--- Start Material for the task ---

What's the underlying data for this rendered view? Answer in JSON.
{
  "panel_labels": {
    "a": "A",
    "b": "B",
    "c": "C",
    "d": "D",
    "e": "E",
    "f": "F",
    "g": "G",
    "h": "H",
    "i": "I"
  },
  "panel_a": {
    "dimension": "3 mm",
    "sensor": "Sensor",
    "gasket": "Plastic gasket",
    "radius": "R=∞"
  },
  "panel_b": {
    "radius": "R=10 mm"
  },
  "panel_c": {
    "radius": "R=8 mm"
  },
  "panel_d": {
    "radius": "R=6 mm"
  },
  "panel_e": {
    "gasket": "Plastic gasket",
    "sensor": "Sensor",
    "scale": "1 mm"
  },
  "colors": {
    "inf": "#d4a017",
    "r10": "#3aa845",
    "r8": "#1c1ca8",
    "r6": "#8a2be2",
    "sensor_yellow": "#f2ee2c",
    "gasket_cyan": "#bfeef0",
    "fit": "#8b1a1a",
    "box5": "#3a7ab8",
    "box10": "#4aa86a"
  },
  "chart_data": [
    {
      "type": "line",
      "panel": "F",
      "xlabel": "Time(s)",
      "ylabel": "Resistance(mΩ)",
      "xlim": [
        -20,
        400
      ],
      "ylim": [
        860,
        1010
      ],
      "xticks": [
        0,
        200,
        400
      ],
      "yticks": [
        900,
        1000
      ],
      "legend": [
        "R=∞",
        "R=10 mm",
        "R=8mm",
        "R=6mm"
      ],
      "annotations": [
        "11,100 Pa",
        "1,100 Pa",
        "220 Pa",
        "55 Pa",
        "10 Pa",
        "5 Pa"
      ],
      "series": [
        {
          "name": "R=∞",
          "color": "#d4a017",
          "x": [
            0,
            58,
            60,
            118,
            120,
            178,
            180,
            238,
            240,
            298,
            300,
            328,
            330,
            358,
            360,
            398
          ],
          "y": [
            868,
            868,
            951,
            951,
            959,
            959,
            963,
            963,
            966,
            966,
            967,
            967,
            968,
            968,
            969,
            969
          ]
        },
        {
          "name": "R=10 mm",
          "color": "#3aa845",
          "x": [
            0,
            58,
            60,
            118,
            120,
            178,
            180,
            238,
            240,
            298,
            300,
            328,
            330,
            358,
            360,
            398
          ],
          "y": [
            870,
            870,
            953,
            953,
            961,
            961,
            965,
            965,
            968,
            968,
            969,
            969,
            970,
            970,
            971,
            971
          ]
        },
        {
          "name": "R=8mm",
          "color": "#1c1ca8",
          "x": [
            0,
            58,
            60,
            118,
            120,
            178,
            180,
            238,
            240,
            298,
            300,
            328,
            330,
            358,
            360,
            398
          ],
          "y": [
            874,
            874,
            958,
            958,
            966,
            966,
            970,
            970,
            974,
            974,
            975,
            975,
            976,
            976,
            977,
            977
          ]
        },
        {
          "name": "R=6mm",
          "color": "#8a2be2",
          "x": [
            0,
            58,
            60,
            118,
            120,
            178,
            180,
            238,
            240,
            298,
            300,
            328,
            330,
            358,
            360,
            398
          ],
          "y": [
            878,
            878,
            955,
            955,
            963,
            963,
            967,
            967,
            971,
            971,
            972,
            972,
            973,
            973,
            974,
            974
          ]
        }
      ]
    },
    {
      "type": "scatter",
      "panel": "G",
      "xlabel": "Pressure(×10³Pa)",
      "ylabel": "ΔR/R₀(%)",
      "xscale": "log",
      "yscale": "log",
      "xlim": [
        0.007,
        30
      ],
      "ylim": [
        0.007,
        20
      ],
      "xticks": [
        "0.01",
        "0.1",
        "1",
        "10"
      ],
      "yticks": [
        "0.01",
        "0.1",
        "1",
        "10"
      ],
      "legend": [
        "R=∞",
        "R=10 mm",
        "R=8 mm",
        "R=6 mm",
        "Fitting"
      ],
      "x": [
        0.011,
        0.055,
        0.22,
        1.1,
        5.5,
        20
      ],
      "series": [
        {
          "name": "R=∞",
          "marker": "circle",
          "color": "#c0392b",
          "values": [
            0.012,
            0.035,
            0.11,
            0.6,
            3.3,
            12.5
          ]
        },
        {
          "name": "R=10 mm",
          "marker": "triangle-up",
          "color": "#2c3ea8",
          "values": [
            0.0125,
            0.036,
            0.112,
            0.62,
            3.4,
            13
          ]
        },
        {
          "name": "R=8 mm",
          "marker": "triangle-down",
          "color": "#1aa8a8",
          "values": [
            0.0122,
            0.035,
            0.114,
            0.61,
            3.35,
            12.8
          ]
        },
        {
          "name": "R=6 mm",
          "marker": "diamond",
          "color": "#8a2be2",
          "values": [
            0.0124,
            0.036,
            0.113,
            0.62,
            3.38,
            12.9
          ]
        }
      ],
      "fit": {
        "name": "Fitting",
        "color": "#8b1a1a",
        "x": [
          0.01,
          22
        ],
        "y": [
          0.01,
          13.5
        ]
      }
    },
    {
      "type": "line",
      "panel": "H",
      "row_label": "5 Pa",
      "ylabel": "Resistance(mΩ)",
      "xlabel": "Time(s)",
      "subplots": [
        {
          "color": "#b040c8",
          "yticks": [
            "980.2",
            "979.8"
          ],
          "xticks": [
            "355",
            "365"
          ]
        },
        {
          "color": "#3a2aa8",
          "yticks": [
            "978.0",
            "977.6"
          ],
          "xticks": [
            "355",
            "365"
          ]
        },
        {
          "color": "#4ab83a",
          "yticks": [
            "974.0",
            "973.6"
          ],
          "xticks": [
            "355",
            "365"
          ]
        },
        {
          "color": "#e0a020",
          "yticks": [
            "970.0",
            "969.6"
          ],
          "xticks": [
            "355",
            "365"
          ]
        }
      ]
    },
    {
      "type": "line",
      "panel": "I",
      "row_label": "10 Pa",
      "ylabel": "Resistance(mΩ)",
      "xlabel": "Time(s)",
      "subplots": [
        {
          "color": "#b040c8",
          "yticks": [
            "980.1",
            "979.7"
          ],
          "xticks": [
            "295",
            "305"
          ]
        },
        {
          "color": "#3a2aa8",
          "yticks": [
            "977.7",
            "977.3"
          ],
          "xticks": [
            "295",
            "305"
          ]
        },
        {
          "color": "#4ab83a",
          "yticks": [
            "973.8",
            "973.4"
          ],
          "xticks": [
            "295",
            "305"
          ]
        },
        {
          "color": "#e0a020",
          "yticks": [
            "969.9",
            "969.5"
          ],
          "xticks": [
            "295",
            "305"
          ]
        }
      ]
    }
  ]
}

--- End Material for the task ---

(Goal)
Please give back all of the records exactly as written.

(Answer to the exercise)
What's the underlying data for this rendered view? Answer in JSON.
{
  "panel_labels": {
    "a": "A",
    "b": "B",
    "c": "C",
    "d": "D",
    "e": "E",
    "f": "F",
    "g": "G",
    "h": "H",
    "i": "I"
  },
  "panel_a": {
    "dimension": "3 mm",
    "sensor": "Sensor",
    "gasket": "Plastic gasket",
    "radius": "R=∞"
  },
  "panel_b": {
    "radius": "R=10 mm"
  },
  "panel_c": {
    "radius": "R=8 mm"
  },
  "panel_d": {
    "radius": "R=6 mm"
  },
  "panel_e": {
    "gasket": "Plastic gasket",
    "sensor": "Sensor",
    "scale": "1 mm"
  },
  "colors": {
    "inf": "#d4a017",
    "r10": "#3aa845",
    "r8": "#1c1ca8",
    "r6": "#8a2be2",
    "sensor_yellow": "#f2ee2c",
    "gasket_cyan": "#bfeef0",
    "fit": "#8b1a1a",
    "box5": "#3a7ab8",
    "box10": "#4aa86a"
  },
  "chart_data": [
    {
      "type": "line",
      "panel": "F",
      "xlabel": "Time(s)",
      "ylabel": "Resistance(mΩ)",
      "xlim": [
        -20,
        400
      ],
      "ylim": [
        860,
        1010
      ],
      "xticks": [
        0,
        200,
        400
      ],
      "yticks": [
        900,
        1000
      ],
      "legend": [
        "R=∞",
        "R=10 mm",
        "R=8mm",
        "R=6mm"
      ],
      "annotations": [
        "11,100 Pa",
        "1,100 Pa",
        "220 Pa",
        "55 Pa",
        "10 Pa",
        "5 Pa"
      ],
      "series": [
        {
          "name": "R=∞",
          "color": "#d4a017",
          "x": [
            0,
            58,
            60,
            118,
            120,
            178,
            180,
            238,
            240,
            298,
            300,
            328,
            330,
            358,
            360,
            398
          ],
          "y": [
            868,
            868,
            951,
            951,
            959,
            959,
            963,
            963,
            966,
            966,
            967,
            967,
            968,
            968,
            969,
            969
          ]
        },
        {
          "name": "R=10 mm",
          "color": "#3aa845",
          "x": [
            0,
            58,
            60,
            118,
            120,
            178,
            180,
            238,
            240,
            298,
            300,
            328,
            330,
            358,
            360,
            398
          ],
          "y": [
            870,
            870,
            953,
            953,
            961,
            961,
            965,
            965,
            968,
            968,
            969,
            969,
            970,
            970,
            971,
            971
          ]
        },
        {
          "name": "R=8mm",
          "color": "#1c1ca8",
          "x": [
            0,
            58,
            60,
            118,
            120,
            178,
            180,
            238,
            240,
            298,
            300,
            328,
            330,
            358,
            360,
            398
          ],
          "y": [
            874,
            874,
            958,
            958,
            966,
            966,
            970,
            970,
            974,
            974,
            975,
            975,
            976,
            976,
            977,
            977
          ]
        },
        {
          "name": "R=6mm",
          "color": "#8a2be2",
          "x": [
            0,
            58,
            60,
            118,
            120,
            178,
            180,
            238,
            240,
            298,
            300,
            328,
            330,
            358,
            360,
            398
          ],
          "y": [
            878,
            878,
            955,
            955,
            963,
            963,
            967,
            967,
            971,
            971,
            972,
            972,
            973,
            973,
            974,
            974
          ]
        }
      ]
    },
    {
      "type": "scatter",
      "panel": "G",
      "xlabel": "Pressure(×10³Pa)",
      "ylabel": "ΔR/R₀(%)",
      "xscale": "log",
      "yscale": "log",
      "xlim": [
        0.007,
        30
      ],
      "ylim": [
        0.007,
        20
      ],
      "xticks": [
        "0.01",
        "0.1",
        "1",
        "10"
      ],
      "yticks": [
        "0.01",
        "0.1",
        "1",
        "10"
      ],
      "legend": [
        "R=∞",
        "R=10 mm",
        "R=8 mm",
        "R=6 mm",
        "Fitting"
      ],
      "x": [
        0.011,
        0.055,
        0.22,
        1.1,
        5.5,
        20
      ],
      "series": [
        {
          "name": "R=∞",
          "marker": "circle",
          "color": "#c0392b",
          "values": [
            0.012,
            0.035,
            0.11,
            0.6,
            3.3,
            12.5
          ]
        },
        {
          "name": "R=10 mm",
          "marker": "triangle-up",
          "color": "#2c3ea8",
          "values": [
            0.0125,
            0.036,
            0.112,
            0.62,
            3.4,
            13
          ]
        },
        {
          "name": "R=8 mm",
          "marker": "triangle-down",
          "color": "#1aa8a8",
          "values": [
            0.0122,
            0.035,
            0.114,
            0.61,
            3.35,
            12.8
          ]
        },
        {
          "name": "R=6 mm",
          "marker": "diamond",
          "color": "#8a2be2",
          "values": [
            0.0124,
            0.036,
            0.113,
            0.62,
            3.38,
            12.9
          ]
        }
      ],
      "fit": {
        "name": "Fitting",
        "color": "#8b1a1a",
        "x": [
          0.01,
          22
        ],
        "y": [
          0.01,
          13.5
        ]
      }
    },
    {
      "type": "line",
      "panel": "H",
      "row_label": "5 Pa",
      "ylabel": "Resistance(mΩ)",
      "xlabel": "Time(s)",
      "subplots": [
        {
          "color": "#b040c8",
          "yticks": [
            "980.2",
            "979.8"
          ],
          "xticks": [
            "355",
            "365"
          ]
        },
        {
          "color": "#3a2aa8",
          "yticks": [
            "978.0",
            "977.6"
          ],
          "xticks": [
            "355",
            "365"
          ]
        },
        {
          "color": "#4ab83a",
          "yticks": [
            "974.0",
            "973.6"
          ],
          "xticks": [
            "355",
            "365"
          ]
        },
        {
          "color": "#e0a020",
          "yticks": [
            "970.0",
            "969.6"
          ],
          "xticks": [
            "355",
            "365"
          ]
        }
      ]
    },
    {
      "type": "line",
      "panel": "I",
      "row_label": "10 Pa",
      "ylabel": "Resistance(mΩ)",
      "xlabel": "Time(s)",
      "subplots": [
        {
          "color": "#b040c8",
          "yticks": [
            "980.1",
            "979.7"
          ],
          "xticks": [
            "295",
            "305"
          ]
        },
        {
          "color": "#3a2aa8",
          "yticks": [
            "977.7",
            "977.3"
          ],
          "xticks": [
            "295",
            "305"
          ]
        },
        {
          "color": "#4ab83a",
          "yticks": [
            "973.8",
            "973.4"
          ],
          "xticks": [
            "295",
            "305"
          ]
        },
        {
          "color": "#e0a020",
          "yticks": [
            "969.9",
            "969.5"
          ],
          "xticks": [
            "295",
            "305"
          ]
        }
      ]
    }
  ]
}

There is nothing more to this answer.